On Mon, Jun 24, 2019 at 01:44:14PM +0200, Dmitry Dolgov wrote:
On Sun, Jun 23, 2019 at 1:04 PM Floris Van Nee <florisvan...@optiver.com> wrote:

However, _bt_readpage messes things up, because it only reads tuples that
match all the provided keys (so where b=2)

Right, the problem you've reported first had a similar origins. I'm starting to
think that probably using _bt_readpage just like that is not exactly right
thing to do, since the correct element is already found and there is no need to
check if tuples are matching after one step back. I'll try to avoid it in the
next version of patch.

I was wondering about something else: don't we also have another problem with
updating this current index tuple by skipping before calling
btgettuple/_bt_next? I see there's some code in btgettuple to kill dead tuples
when scan->kill_prior_tuple is true. I'm not too familiar with the concept of
killing dead tuples while doing index scans, but by looking at the code it
seems to be possible that btgettuple returns a tuple, caller processes it and
sets kill_prior_tuple to true in order to have it killed. However, then the
skip scan kicks in, which sets the current tuple to a completely different
tuple. Then, on the next call of btgettuple, the wrong tuple gets killed. Is my
reasoning correct here or am I missing something?

Need to check, but probably we can avoid that by setting kill_prior_tuple to
false in case of skip scan as in index_rescan.

On Sun, Jun 23, 2019 at 3:10 PM Tomas Vondra <tomas.von...@2ndquadrant.com> 
wrote:

I've done some initial review on v20 - just reading through the code, no
tests at this point. Here are my comments:

Thank you!

> [DATA]:
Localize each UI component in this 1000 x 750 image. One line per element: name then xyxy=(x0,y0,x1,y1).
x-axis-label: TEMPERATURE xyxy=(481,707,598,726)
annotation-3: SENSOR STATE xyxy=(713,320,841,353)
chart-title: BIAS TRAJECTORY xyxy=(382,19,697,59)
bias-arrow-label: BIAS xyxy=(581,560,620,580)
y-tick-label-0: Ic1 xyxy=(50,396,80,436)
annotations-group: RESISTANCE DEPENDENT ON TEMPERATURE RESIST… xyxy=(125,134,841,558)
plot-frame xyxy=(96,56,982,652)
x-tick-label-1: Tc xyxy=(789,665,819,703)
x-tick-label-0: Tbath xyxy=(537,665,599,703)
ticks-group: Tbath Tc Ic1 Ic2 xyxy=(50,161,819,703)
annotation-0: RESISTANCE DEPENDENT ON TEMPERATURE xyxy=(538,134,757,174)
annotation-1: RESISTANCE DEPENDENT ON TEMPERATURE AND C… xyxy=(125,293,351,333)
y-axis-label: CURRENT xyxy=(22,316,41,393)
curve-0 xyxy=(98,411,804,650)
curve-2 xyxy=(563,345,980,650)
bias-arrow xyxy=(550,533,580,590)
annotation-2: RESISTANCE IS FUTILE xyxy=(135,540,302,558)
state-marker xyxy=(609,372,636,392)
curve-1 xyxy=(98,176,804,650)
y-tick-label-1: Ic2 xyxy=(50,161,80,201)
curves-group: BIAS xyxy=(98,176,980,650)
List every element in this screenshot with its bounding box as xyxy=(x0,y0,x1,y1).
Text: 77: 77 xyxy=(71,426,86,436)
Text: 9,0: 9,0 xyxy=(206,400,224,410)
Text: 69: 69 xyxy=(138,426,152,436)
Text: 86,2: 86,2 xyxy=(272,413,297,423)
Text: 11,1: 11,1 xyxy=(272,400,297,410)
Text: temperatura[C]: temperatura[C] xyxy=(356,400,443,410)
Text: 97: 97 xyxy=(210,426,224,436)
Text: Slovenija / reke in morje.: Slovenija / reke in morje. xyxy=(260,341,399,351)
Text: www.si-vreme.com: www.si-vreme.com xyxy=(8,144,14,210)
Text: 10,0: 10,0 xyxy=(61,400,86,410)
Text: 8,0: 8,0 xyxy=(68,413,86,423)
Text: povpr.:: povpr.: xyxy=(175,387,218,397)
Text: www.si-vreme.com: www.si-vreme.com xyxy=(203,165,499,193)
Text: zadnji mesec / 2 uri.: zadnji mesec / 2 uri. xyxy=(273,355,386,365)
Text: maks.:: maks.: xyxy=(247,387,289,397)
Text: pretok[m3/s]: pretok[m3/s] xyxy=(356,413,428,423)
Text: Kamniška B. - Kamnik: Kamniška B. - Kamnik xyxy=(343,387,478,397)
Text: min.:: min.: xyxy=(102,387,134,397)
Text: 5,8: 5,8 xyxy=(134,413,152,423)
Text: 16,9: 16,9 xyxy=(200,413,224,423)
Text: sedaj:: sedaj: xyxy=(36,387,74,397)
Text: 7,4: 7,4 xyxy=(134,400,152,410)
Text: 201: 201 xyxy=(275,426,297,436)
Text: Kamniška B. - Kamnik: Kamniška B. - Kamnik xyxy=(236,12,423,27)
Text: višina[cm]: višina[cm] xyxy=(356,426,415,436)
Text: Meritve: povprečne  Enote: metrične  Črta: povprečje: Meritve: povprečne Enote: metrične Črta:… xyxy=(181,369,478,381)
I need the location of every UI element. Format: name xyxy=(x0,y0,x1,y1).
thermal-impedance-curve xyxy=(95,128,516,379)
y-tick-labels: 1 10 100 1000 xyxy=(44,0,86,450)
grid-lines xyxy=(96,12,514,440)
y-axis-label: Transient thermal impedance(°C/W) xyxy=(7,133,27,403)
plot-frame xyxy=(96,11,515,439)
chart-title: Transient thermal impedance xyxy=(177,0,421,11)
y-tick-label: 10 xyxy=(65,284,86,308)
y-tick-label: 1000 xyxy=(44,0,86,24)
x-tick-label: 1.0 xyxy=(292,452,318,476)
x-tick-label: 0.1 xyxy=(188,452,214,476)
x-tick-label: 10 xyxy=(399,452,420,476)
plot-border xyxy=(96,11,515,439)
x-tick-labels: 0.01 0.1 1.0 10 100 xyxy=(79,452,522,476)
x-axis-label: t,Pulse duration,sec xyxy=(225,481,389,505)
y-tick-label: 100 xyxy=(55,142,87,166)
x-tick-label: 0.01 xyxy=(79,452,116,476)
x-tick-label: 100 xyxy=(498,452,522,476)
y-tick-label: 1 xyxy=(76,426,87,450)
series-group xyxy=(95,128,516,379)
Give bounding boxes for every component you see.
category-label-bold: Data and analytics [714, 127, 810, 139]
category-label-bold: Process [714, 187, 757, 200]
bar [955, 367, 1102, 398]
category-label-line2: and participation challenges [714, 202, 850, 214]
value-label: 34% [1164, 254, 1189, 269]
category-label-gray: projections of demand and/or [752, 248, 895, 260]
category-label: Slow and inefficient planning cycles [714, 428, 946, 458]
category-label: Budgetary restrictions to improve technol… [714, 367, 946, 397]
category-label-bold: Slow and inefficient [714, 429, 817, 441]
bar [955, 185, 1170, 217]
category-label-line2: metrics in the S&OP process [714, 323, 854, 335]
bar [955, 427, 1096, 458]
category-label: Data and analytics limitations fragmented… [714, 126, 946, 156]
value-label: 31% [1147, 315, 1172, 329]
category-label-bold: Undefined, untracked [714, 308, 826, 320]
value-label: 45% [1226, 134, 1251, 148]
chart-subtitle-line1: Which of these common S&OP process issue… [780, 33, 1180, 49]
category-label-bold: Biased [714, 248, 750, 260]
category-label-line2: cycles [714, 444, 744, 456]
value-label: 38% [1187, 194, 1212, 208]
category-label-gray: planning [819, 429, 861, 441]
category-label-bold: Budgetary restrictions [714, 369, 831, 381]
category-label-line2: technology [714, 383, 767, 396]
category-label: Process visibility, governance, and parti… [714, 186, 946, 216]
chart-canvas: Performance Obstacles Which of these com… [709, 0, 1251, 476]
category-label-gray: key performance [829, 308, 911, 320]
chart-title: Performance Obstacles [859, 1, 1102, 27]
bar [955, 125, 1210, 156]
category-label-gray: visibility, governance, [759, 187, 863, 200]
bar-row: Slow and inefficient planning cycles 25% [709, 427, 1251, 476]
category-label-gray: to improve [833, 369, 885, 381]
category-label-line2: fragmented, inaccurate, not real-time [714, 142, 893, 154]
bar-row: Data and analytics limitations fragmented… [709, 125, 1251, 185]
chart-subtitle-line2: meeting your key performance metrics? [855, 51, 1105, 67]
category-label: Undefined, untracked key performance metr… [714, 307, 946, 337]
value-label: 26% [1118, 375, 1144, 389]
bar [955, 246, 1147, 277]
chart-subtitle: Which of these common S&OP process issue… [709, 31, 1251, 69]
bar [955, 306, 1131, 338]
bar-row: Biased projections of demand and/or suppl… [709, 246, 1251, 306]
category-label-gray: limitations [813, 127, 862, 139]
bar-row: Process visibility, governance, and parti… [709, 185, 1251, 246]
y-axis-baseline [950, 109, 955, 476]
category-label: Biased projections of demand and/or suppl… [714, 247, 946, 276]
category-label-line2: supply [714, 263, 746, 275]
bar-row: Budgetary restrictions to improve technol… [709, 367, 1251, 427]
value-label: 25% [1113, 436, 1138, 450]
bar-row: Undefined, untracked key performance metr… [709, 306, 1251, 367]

> [APPLY WHAT YOU READ]:
[1] List every person the skip scan email thread names as the writer of a message.
[2] Extend the skip scan email thread, picking up right after its last line.

> [ANSWERS TO THE PROBLEMS]:
[1] Dmitry Dolgov, Floris Van Nee, Tomas Vondra

[2]
2) indices.sgml

The new section is somewhat unclear and difficult to understand, I think
it'd deserve a rewording. Also, I wonder if we really should link to the
wiki page about FSM problems. We have a couple of wiki links in the sgml
docs, but those seem more generic while this seems as a development page
that might disapper. But more importantly, that wiki page does not say
anything about "Loose Index scans" so is it even the right wiki page?

Wow, indeed, looks like it's a totally wrong reference. I think Kyotaro already
mentioned it too, so probably I'm going to remove it (and instead describe the
idea in a few words in the documentation itself).

6) nodeIndexScan.c

I wonder why we even add and initialize the ioss_ fields for IndexScan
nodes, when the skip scans require index-only scans?

Skip scans required index-only scans until recently, when the patch was updated
to incorporate the same approach for index scans too. My apologies, looks like
documentation and some commentaries are still inconsistent about this topic.


Yes, if that's the case then various bits of docs and comments are rather
misleading, ant fields in IndexScanState should be named 'iss_'.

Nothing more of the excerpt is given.